### SUPPLIED MATERIAL

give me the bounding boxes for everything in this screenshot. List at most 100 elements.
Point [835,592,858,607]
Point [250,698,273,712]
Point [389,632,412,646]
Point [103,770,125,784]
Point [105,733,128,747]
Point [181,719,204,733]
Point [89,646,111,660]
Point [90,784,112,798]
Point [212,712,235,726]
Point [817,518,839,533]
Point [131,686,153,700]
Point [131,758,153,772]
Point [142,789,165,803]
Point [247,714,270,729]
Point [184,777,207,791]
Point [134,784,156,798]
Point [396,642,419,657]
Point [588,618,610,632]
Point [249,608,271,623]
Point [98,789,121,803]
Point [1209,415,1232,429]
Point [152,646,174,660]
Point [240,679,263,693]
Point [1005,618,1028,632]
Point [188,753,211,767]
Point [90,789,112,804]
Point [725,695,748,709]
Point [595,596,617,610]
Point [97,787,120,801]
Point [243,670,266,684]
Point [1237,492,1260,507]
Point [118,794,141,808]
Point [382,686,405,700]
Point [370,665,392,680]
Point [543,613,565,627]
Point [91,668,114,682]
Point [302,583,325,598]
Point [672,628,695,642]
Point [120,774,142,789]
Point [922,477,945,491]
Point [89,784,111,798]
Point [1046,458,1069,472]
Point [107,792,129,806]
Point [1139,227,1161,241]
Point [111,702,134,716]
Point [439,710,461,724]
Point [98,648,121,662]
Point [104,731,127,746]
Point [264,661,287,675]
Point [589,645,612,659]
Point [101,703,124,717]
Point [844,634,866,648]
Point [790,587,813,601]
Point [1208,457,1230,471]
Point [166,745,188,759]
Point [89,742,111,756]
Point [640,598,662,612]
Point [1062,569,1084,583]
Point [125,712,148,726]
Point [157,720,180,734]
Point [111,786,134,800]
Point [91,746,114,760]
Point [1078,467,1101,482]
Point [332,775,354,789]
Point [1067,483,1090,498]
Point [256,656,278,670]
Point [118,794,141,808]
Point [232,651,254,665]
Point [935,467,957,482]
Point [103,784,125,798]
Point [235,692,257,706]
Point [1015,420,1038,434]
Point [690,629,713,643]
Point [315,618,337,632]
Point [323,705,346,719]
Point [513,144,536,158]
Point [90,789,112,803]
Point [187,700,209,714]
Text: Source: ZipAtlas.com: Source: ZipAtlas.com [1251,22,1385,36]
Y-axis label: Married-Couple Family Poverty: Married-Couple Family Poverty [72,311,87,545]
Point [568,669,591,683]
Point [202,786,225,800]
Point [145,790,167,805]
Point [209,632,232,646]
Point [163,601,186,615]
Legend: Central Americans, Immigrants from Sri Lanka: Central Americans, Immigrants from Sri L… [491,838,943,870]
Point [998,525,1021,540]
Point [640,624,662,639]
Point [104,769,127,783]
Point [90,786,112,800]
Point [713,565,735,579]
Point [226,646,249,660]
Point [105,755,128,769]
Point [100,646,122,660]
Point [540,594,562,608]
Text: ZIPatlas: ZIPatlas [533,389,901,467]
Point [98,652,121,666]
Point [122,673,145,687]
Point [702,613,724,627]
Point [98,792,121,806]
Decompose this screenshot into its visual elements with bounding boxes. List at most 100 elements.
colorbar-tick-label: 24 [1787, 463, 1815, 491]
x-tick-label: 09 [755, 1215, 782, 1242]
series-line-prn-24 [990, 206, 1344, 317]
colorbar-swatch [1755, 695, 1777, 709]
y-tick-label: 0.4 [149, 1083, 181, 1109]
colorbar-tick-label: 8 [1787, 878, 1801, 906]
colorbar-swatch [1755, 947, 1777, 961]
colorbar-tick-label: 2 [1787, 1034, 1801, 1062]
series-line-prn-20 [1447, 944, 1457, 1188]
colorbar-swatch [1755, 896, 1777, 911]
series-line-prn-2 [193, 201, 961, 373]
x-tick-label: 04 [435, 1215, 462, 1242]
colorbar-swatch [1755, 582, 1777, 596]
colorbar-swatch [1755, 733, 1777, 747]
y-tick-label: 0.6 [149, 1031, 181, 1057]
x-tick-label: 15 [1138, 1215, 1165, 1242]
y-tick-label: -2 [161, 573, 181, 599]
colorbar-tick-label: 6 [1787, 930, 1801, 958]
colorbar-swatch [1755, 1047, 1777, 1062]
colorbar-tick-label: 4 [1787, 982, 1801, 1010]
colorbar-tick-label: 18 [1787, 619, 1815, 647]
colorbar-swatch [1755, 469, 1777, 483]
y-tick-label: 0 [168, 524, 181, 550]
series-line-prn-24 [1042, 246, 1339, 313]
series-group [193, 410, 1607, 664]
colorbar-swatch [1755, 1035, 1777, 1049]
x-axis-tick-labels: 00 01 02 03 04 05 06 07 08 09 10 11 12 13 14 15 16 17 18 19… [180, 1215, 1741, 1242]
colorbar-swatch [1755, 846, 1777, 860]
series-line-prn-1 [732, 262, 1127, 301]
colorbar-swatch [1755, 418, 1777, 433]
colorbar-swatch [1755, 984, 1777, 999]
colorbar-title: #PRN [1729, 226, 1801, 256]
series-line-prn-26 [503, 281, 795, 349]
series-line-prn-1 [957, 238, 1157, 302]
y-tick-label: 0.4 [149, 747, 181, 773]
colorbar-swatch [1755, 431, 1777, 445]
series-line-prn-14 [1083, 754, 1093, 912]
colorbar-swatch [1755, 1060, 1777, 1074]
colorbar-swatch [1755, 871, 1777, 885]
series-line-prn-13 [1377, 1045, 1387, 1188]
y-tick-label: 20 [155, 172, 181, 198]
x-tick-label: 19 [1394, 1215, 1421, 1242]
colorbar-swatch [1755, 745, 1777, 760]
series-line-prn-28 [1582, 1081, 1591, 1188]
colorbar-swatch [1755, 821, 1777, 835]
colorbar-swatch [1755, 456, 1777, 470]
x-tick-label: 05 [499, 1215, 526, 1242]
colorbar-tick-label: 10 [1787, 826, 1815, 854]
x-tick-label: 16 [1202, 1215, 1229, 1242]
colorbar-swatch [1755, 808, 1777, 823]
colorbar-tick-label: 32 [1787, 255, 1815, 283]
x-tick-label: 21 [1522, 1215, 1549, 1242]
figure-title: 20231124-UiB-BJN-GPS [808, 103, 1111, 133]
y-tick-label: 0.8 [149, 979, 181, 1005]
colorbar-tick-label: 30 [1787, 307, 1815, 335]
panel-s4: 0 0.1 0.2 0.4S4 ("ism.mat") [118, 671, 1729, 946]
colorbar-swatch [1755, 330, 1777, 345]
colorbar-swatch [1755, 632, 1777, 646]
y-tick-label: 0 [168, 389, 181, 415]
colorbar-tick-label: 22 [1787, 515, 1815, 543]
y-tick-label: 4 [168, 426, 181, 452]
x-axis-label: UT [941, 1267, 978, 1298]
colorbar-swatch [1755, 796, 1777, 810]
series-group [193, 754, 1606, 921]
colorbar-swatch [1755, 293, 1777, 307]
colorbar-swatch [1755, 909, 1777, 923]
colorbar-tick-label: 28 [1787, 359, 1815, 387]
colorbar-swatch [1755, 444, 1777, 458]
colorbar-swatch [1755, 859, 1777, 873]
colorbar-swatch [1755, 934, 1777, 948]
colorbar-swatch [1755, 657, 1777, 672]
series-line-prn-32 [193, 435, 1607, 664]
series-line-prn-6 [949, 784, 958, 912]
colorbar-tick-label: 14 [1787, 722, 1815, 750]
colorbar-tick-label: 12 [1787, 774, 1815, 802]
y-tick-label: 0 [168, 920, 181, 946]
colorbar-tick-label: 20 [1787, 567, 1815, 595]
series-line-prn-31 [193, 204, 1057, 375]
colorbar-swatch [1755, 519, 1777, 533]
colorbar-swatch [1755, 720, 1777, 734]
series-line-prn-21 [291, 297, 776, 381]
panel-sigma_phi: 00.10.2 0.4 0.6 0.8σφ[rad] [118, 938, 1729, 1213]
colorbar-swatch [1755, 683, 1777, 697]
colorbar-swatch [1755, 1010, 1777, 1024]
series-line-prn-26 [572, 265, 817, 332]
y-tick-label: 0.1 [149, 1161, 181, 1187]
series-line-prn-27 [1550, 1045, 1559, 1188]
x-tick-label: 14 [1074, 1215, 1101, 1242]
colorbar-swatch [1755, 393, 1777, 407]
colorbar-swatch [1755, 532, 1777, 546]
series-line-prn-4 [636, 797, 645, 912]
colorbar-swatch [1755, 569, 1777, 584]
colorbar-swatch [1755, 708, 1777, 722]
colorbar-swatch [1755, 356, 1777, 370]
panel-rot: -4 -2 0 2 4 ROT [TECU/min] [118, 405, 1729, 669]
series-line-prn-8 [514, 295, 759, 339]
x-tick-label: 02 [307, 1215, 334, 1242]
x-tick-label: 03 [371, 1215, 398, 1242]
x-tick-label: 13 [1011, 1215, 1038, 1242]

### PROBLEM STATEMENT
Gather every line of the material above that contains the string "List", matching upper and lower case exactly.

### THE OUTPUT
give me the bounding boxes for everything in this screenshot. List at most 100 elements.
Decompose this screenshot into its visual elements with bounding boxes. List at most 100 elements.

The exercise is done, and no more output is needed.